== Exercise description ==
Copy out all of the data exactly as it appears.

◆ ◆ ◆ ◆ ◆ ◆ ◆

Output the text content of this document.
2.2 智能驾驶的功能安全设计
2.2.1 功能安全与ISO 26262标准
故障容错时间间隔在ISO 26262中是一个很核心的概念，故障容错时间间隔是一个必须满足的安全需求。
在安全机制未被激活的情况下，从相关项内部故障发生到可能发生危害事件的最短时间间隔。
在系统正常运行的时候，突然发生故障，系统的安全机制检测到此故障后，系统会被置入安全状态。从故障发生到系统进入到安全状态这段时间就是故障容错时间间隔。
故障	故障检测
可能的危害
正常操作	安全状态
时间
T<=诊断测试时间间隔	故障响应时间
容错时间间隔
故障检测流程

◆ ◆ ◆ ◆ ◆ ◆ ◆

== In response ==
Output the text content of this document.
2.2 智能驾驶的功能安全设计
2.2.1 功能安全与ISO 26262标准
故障容错时间间隔在ISO 26262中是一个很核心的概念，故障容错时间间隔是一个必须满足的安全需求。
在安全机制未被激活的情况下，从相关项内部故障发生到可能发生危害事件的最短时间间隔。
在系统正常运行的时候，突然发生故障，系统的安全机制检测到此故障后，系统会被置入安全状态。从故障发生到系统进入到安全状态这段时间就是故障容错时间间隔。
故障	故障检测
可能的危害
正常操作	安全状态
时间
T<=诊断测试时间间隔	故障响应时间
容错时间间隔
故障检测流程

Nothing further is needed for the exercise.